**Arahan Tugas 1:** Bisakah Anda menyusun entri catatan anotasi wilayah di bawah sebagai daftar bernomor, mulai dari awal entri dan terus sampai baris yang memuat "chart-a-surface-patch <box>58 124", tanpa menyertakan baris kosong?

Pulang saat liburan semester rasanya seperti hal yang seharusnya dilakukan oleh para perantau, seperti aku yang sedang mencari ilmu di kota orang. Kembali ke kota asal, bertemu dengan semua kenangan lama yang ada di sana, dan bernostalgia kembali. Apa yang dilakukan perantau jika tidak kembali ke kota asal? Itulah yang terjadi pada diriku.
Berawal dari hari terakhir ujian akhir semester (UAS) dan menjelang Idul Fitri, semua berjalan seperti biasa. Teman dan keluarga masih berada di tempat yang kaya akan budaya ini, Jogja. Awal liburan perkuliahan dimulai, sepinya Jogja pun sudah terasa sangat mencengkam, apalagi menjelang Idulfitri. Semua yang biasa aku lakukan di sini, seperti menghilang. Rasanya seperti memulai hidup di kota yang baru.
Teman–teman yang biasa kutemui setiap hari telah kembali ke kampung halaman mereka masing-masing. Bahkan, Jogja yang wisata kulinernya sangat beragam itu, malah menjadi sangat susah ditemui. Mencari makan sama halnya seperti mencari pasangan hidup, susah. Para pedagang makanan pun telah kembali ke kota asal mereka. Akhirnya, hanya junkfood yang bersedia menemani.
Satu hal yang sangat terasa pada saat liburan seperti ini adalah sepinya kehidupan. Aku adalah tipe orang yang selalu mencari keramaian ataupun teman-teman, baik saat tidak ada ataupun saat ada pekerjaan. Semua orang yang biasa bersamaku telah kembali ke kota asalnya, mungkin sedang bersenang-senang bersama keluarga? Atau mungkin, mereka sedang bernostalgia bersama teman kecilnya dulu?
Terkadang hati dan pikiran sering berdebat di dalam otakku. Haruskah aku seperti mereka; kembali ke kampung halaman dan melihat perkembangan di sana? Namun, aku memilih untuk tetap tinggal menemani Gunung Merapi yang sedang dalam kondisi tak baik. Sedangkan di sisi lain, aku memiliki keinginan kembali ke kota asal sekaligus tempat kelahiranku juga, tak lain dan tak bukan, yaitu Papua. Di sanalah aku dapat melihat dan bertemu dengan keluarga, teman–teman, dan menyaksikan sendiri perkembangan pulau yang masih berada jauh di belakang Pulau Jawa itu.
Ingin ku kembali ke sana menikmati indahnya keindahan alam yang ada. Memandang sejuk luasan pantai yang melintang jauh dan merasakan sejuknya pagi di sela–sela pepohonan lebat. Semua itu terakhir aku nikmati tiga tahun lalu. Pelahan tapi pasti, sebagian ingatan tentang kampung halaman telah sirna dimakan waktu.

**Arahan Tugas 2:** Bisakah Anda menulis ulang bagian tulisan tentang merantau saat liburan semester, mulai dari "Berawal dari hari" dan terus sampai "yang bersedia menemani.", dengan mengganti "Jogja" menjadi "Yogyakarta"?

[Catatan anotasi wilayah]

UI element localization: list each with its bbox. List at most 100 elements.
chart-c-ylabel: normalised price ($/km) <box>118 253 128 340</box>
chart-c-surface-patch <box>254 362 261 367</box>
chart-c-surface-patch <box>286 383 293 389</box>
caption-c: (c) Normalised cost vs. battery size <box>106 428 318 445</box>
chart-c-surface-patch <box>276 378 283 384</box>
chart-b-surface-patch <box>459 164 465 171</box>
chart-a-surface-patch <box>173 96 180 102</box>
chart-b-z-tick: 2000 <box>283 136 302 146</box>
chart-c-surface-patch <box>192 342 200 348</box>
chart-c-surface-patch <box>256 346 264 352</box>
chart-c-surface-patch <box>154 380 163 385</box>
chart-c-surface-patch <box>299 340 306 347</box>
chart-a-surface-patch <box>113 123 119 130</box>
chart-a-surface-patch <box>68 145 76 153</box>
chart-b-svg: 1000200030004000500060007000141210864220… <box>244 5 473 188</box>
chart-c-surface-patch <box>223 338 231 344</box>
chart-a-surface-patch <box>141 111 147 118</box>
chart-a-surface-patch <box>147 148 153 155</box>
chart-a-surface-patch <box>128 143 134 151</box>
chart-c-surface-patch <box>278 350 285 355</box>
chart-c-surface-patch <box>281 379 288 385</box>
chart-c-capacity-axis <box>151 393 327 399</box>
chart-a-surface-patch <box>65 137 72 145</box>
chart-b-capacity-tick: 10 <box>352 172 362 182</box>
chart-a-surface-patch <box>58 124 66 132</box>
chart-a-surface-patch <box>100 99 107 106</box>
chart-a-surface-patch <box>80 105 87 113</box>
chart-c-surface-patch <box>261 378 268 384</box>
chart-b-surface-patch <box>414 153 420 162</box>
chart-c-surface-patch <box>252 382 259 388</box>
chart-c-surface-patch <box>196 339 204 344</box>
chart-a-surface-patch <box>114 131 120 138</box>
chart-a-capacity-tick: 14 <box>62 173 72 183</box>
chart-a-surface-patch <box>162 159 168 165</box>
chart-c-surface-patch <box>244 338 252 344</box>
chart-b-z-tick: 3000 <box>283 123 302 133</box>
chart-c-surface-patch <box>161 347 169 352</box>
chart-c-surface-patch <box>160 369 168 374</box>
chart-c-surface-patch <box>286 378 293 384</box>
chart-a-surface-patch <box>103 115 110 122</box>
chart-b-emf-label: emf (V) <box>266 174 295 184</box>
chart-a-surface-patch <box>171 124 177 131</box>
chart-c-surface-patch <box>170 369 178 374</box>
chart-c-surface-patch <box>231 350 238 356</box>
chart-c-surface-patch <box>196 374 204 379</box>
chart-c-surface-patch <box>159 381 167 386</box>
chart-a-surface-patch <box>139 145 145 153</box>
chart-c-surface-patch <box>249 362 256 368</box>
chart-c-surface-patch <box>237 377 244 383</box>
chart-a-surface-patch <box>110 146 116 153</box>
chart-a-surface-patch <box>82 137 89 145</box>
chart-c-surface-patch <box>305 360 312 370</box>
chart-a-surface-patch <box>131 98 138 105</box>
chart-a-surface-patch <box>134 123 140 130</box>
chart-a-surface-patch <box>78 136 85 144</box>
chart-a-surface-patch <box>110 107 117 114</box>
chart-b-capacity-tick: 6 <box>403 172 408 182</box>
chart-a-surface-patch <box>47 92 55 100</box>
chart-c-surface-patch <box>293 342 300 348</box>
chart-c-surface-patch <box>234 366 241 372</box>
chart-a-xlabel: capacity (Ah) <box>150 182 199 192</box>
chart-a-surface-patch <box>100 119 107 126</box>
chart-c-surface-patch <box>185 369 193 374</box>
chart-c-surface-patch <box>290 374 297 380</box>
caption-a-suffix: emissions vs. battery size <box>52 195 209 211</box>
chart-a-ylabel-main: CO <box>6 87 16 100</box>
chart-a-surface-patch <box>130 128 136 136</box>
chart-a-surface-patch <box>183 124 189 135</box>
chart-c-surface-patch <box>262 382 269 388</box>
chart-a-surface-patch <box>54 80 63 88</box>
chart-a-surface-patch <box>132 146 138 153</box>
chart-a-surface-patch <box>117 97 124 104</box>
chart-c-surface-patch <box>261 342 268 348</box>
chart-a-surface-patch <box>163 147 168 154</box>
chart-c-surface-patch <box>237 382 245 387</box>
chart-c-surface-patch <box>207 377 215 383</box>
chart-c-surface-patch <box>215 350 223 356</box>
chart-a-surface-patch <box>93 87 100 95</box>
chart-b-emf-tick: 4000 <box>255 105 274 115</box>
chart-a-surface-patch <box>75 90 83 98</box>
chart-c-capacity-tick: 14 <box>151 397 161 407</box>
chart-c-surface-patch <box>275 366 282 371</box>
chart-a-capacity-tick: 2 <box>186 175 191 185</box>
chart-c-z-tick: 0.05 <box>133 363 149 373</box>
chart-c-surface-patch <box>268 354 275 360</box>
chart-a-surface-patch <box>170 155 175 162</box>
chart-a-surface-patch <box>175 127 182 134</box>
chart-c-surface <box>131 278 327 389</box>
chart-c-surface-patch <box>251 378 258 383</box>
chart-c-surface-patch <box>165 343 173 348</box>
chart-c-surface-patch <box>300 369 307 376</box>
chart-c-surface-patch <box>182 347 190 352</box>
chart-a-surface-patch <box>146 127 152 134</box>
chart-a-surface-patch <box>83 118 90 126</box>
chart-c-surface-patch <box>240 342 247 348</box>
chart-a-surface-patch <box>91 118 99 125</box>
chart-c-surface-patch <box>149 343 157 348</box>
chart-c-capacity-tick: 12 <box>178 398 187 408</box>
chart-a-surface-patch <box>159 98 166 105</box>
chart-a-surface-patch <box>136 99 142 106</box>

**Jawaban Tertulis 1:**
1. UI element localization: list each with its bbox. List at most 100 elements.
2. chart-c-ylabel: normalised price ($/km) <box>118 253 128 340</box>
3. chart-c-surface-patch <box>254 362 261 367</box>
4. chart-c-surface-patch <box>286 383 293 389</box>
5. caption-c: (c) Normalised cost vs. battery size <box>106 428 318 445</box>
6. chart-c-surface-patch <box>276 378 283 384</box>
7. chart-b-surface-patch <box>459 164 465 171</box>
8. chart-a-surface-patch <box>173 96 180 102</box>
9. chart-b-z-tick: 2000 <box>283 136 302 146</box>
10. chart-c-surface-patch <box>192 342 200 348</box>
11. chart-c-surface-patch <box>256 346 264 352</box>
12. chart-c-surface-patch <box>154 380 163 385</box>
13. chart-c-surface-patch <box>299 340 306 347</box>
14. chart-a-surface-patch <box>113 123 119 130</box>
15. chart-a-surface-patch <box>68 145 76 153</box>
16. chart-b-svg: 1000200030004000500060007000141210864220… <box>244 5 473 188</box>
17. chart-c-surface-patch <box>223 338 231 344</box>
18. chart-a-surface-patch <box>141 111 147 118</box>
19. chart-a-surface-patch <box>147 148 153 155</box>
20. chart-a-surface-patch <box>128 143 134 151</box>
21. chart-c-surface-patch <box>278 350 285 355</box>
22. chart-c-surface-patch <box>281 379 288 385</box>
23. chart-c-capacity-axis <box>151 393 327 399</box>
24. chart-a-surface-patch <box>65 137 72 145</box>
25. chart-b-capacity-tick: 10 <box>352 172 362 182</box>
26. chart-a-surface-patch <box>58 124 66 132</box>

**Jawaban Tertulis 2:**
Berawal dari hari terakhir ujian akhir semester (UAS) dan menjelang Idul Fitri, semua berjalan seperti biasa. Teman dan keluarga masih berada di tempat yang kaya akan budaya ini, Yogyakarta. Awal liburan perkuliahan dimulai, sepinya Yogyakarta pun sudah terasa sangat mencengkam, apalagi menjelang Idulfitri. Semua yang biasa aku lakukan di sini, seperti menghilang. Rasanya seperti memulai hidup di kota yang baru.
Teman–teman yang biasa kutemui setiap hari telah kembali ke kampung halaman mereka masing-masing. Bahkan, Yogyakarta yang wisata kulinernya sangat beragam itu, malah menjadi sangat susah ditemui. Mencari makan sama halnya seperti mencari pasangan hidup, susah. Para pedagang makanan pun telah kembali ke kota asal mereka. Akhirnya, hanya junkfood yang bersedia menemani.